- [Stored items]

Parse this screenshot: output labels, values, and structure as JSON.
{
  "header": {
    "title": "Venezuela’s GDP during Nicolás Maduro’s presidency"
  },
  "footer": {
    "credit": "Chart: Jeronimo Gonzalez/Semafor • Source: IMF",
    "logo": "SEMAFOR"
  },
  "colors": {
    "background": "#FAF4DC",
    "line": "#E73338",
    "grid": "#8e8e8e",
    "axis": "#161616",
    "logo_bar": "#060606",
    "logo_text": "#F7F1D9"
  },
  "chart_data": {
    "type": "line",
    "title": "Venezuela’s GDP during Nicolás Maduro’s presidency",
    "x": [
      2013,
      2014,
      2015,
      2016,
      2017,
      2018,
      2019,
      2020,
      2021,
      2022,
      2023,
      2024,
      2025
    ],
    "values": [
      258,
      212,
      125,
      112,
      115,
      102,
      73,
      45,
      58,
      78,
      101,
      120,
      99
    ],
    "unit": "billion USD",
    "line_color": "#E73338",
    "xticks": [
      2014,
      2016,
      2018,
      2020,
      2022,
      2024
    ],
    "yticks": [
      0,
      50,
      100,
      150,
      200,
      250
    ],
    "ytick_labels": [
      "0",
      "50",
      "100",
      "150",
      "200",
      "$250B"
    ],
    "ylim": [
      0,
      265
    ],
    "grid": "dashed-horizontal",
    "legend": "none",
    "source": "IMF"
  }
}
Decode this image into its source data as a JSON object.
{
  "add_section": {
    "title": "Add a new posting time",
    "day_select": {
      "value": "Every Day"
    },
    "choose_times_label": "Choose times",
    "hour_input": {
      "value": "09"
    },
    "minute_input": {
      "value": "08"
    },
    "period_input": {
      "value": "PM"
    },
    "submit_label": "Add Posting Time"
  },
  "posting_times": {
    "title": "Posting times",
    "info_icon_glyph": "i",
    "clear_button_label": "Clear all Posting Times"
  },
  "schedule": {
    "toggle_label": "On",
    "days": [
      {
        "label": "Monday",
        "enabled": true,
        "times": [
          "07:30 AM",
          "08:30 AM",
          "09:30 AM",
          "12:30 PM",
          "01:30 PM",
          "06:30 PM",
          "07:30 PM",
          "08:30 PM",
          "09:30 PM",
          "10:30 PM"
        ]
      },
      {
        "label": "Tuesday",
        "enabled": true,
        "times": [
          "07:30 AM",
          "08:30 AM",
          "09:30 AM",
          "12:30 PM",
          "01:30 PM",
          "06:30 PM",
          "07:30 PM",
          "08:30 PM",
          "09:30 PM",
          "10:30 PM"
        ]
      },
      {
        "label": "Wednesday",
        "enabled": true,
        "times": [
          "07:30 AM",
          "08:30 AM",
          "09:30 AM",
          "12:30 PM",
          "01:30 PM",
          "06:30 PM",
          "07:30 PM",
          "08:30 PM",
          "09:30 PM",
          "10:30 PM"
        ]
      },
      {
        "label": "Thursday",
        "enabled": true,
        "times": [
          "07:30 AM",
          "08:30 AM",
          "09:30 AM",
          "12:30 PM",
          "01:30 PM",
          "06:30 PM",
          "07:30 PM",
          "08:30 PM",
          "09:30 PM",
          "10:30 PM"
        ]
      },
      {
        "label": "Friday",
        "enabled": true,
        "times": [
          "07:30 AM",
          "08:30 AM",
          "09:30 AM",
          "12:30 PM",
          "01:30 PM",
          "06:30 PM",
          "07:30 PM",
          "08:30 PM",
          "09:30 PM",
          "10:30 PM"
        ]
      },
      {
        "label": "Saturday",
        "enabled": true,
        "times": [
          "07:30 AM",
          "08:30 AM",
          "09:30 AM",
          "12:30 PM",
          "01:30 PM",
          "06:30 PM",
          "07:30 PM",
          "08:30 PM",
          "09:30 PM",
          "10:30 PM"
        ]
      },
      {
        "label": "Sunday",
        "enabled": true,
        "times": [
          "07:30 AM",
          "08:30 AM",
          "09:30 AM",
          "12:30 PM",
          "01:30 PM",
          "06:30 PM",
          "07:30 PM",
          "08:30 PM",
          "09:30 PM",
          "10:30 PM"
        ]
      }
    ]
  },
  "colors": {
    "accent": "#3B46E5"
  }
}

- [Your objective] Every line above should be written out again exactly as it stands.

- [Correct response]
Parse this screenshot: output labels, values, and structure as JSON.
{
  "header": {
    "title": "Venezuela’s GDP during Nicolás Maduro’s presidency"
  },
  "footer": {
    "credit": "Chart: Jeronimo Gonzalez/Semafor • Source: IMF",
    "logo": "SEMAFOR"
  },
  "colors": {
    "background": "#FAF4DC",
    "line": "#E73338",
    "grid": "#8e8e8e",
    "axis": "#161616",
    "logo_bar": "#060606",
    "logo_text": "#F7F1D9"
  },
  "chart_data": {
    "type": "line",
    "title": "Venezuela’s GDP during Nicolás Maduro’s presidency",
    "x": [
      2013,
      2014,
      2015,
      2016,
      2017,
      2018,
      2019,
      2020,
      2021,
      2022,
      2023,
      2024,
      2025
    ],
    "values": [
      258,
      212,
      125,
      112,
      115,
      102,
      73,
      45,
      58,
      78,
      101,
      120,
      99
    ],
    "unit": "billion USD",
    "line_color": "#E73338",
    "xticks": [
      2014,
      2016,
      2018,
      2020,
      2022,
      2024
    ],
    "yticks": [
      0,
      50,
      100,
      150,
      200,
      250
    ],
    "ytick_labels": [
      "0",
      "50",
      "100",
      "150",
      "200",
      "$250B"
    ],
    "ylim": [
      0,
      265
    ],
    "grid": "dashed-horizontal",
    "legend": "none",
    "source": "IMF"
  }
}
Decode this image into its source data as a JSON object.
{
  "add_section": {
    "title": "Add a new posting time",
    "day_select": {
      "value": "Every Day"
    },
    "choose_times_label": "Choose times",
    "hour_input": {
      "value": "09"
    },
    "minute_input": {
      "value": "08"
    },
    "period_input": {
      "value": "PM"
    },
    "submit_label": "Add Posting Time"
  },
  "posting_times": {
    "title": "Posting times",
    "info_icon_glyph": "i",
    "clear_button_label": "Clear all Posting Times"
  },
  "schedule": {
    "toggle_label": "On",
    "days": [
      {
        "label": "Monday",
        "enabled": true,
        "times": [
          "07:30 AM",
          "08:30 AM",
          "09:30 AM",
          "12:30 PM",
          "01:30 PM",
          "06:30 PM",
          "07:30 PM",
          "08:30 PM",
          "09:30 PM",
          "10:30 PM"
        ]
      },
      {
        "label": "Tuesday",
        "enabled": true,
        "times": [
          "07:30 AM",
          "08:30 AM",
          "09:30 AM",
          "12:30 PM",
          "01:30 PM",
          "06:30 PM",
          "07:30 PM",
          "08:30 PM",
          "09:30 PM",
          "10:30 PM"
        ]
      },
      {
        "label": "Wednesday",
        "enabled": true,
        "times": [
          "07:30 AM",
          "08:30 AM",
          "09:30 AM",
          "12:30 PM",
          "01:30 PM",
          "06:30 PM",
          "07:30 PM",
          "08:30 PM",
          "09:30 PM",
          "10:30 PM"
        ]
      },
      {
        "label": "Thursday",
        "enabled": true,
        "times": [
          "07:30 AM",
          "08:30 AM",
          "09:30 AM",
          "12:30 PM",
          "01:30 PM",
          "06:30 PM",
          "07:30 PM",
          "08:30 PM",
          "09:30 PM",
          "10:30 PM"
        ]
      },
      {
        "label": "Friday",
        "enabled": true,
        "times": [
          "07:30 AM",
          "08:30 AM",
          "09:30 AM",
          "12:30 PM",
          "01:30 PM",
          "06:30 PM",
          "07:30 PM",
          "08:30 PM",
          "09:30 PM",
          "10:30 PM"
        ]
      },
      {
        "label": "Saturday",
        "enabled": true,
        "times": [
          "07:30 AM",
          "08:30 AM",
          "09:30 AM",
          "12:30 PM",
          "01:30 PM",
          "06:30 PM",
          "07:30 PM",
          "08:30 PM",
          "09:30 PM",
          "10:30 PM"
        ]
      },
      {
        "label": "Sunday",
        "enabled": true,
        "times": [
          "07:30 AM",
          "08:30 AM",
          "09:30 AM",
          "12:30 PM",
          "01:30 PM",
          "06:30 PM",
          "07:30 PM",
          "08:30 PM",
          "09:30 PM",
          "10:30 PM"
        ]
      }
    ]
  },
  "colors": {
    "accent": "#3B46E5"
  }
}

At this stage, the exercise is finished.